** START OF Exercise inputs **
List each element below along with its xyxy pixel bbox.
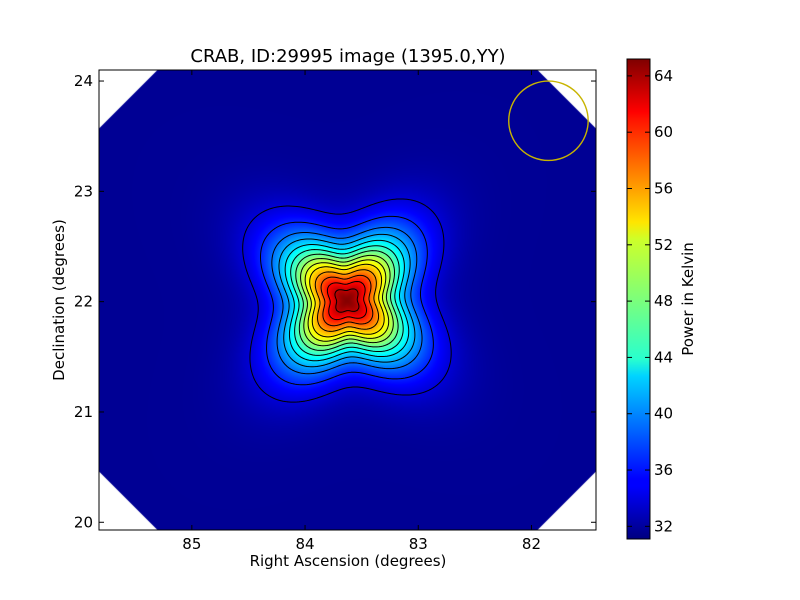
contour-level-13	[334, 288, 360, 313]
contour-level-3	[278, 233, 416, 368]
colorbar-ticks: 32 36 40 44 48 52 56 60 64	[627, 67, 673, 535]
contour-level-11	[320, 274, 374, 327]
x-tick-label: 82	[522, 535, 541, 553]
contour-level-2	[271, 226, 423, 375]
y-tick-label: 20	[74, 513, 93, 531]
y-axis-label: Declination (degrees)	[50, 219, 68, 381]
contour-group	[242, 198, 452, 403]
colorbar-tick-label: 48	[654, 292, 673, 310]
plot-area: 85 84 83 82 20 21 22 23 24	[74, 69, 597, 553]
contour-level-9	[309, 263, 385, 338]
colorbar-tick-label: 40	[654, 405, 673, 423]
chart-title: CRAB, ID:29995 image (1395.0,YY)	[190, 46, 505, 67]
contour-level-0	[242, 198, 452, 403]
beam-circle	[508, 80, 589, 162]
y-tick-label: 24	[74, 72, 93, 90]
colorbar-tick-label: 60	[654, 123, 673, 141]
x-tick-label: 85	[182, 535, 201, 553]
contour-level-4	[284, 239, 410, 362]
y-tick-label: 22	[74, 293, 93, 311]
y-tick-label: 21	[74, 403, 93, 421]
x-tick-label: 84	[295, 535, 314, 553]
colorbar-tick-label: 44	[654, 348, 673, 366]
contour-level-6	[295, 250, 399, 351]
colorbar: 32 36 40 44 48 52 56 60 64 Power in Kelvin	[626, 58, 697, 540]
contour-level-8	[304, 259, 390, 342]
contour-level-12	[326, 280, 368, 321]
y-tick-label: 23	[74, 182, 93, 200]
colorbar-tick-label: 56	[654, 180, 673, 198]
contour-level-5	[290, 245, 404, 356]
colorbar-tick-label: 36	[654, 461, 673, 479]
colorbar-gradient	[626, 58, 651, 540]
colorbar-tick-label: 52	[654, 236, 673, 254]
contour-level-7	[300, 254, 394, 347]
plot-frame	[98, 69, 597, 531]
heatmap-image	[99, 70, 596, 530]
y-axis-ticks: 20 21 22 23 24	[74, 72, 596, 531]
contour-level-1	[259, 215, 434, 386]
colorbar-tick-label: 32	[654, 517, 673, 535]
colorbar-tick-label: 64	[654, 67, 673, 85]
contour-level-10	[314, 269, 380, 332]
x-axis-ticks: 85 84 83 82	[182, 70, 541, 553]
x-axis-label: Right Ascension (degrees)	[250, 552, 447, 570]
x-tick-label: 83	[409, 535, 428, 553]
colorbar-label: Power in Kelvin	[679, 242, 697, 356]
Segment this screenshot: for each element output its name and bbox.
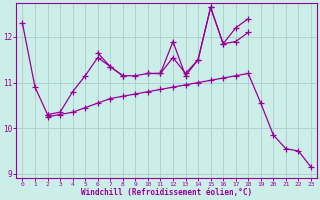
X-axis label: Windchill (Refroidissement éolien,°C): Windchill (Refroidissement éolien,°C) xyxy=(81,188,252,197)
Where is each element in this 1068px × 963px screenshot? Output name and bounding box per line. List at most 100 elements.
** END OF Exercise inputs **
** START OF Exercise inputs **
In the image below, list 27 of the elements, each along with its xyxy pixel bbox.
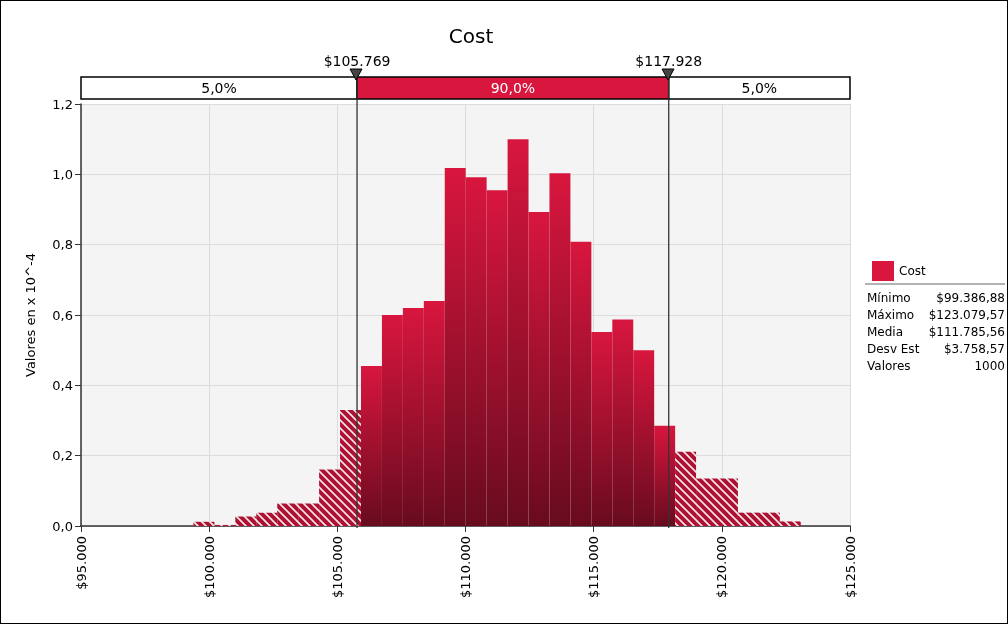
** END OF Exercise inputs **
**Given request:** Copy out the data lines from the one containing "List each element" through the one containing "250, 399, 351]", both included, without changing them. Leave the pictures out.

**Solution for this problem:**
List each element below along with its xyxy pixel bbox.
contour-level-13	[334, 288, 360, 313]
contour-level-3	[278, 233, 416, 368]
colorbar-ticks: 32 36 40 44 48 52 56 60 64	[627, 67, 673, 535]
contour-level-11	[320, 274, 374, 327]
x-tick-label: 82	[522, 535, 541, 553]
contour-level-2	[271, 226, 423, 375]
y-tick-label: 20	[74, 513, 93, 531]
y-axis-label: Declination (degrees)	[50, 219, 68, 381]
contour-group	[242, 198, 452, 403]
colorbar-tick-label: 48	[654, 292, 673, 310]
plot-area: 85 84 83 82 20 21 22 23 24	[74, 69, 597, 553]
contour-level-9	[309, 263, 385, 338]
colorbar-tick-label: 40	[654, 405, 673, 423]
chart-title: CRAB, ID:29995 image (1395.0,YY)	[190, 46, 505, 67]
contour-level-0	[242, 198, 452, 403]
beam-circle	[508, 80, 589, 162]
y-tick-label: 24	[74, 72, 93, 90]
colorbar-tick-label: 60	[654, 123, 673, 141]
x-tick-label: 85	[182, 535, 201, 553]
contour-level-4	[284, 239, 410, 362]
y-tick-label: 22	[74, 293, 93, 311]
y-tick-label: 21	[74, 403, 93, 421]
x-tick-label: 84	[295, 535, 314, 553]
colorbar-tick-label: 44	[654, 348, 673, 366]
contour-level-6	[295, 250, 399, 351]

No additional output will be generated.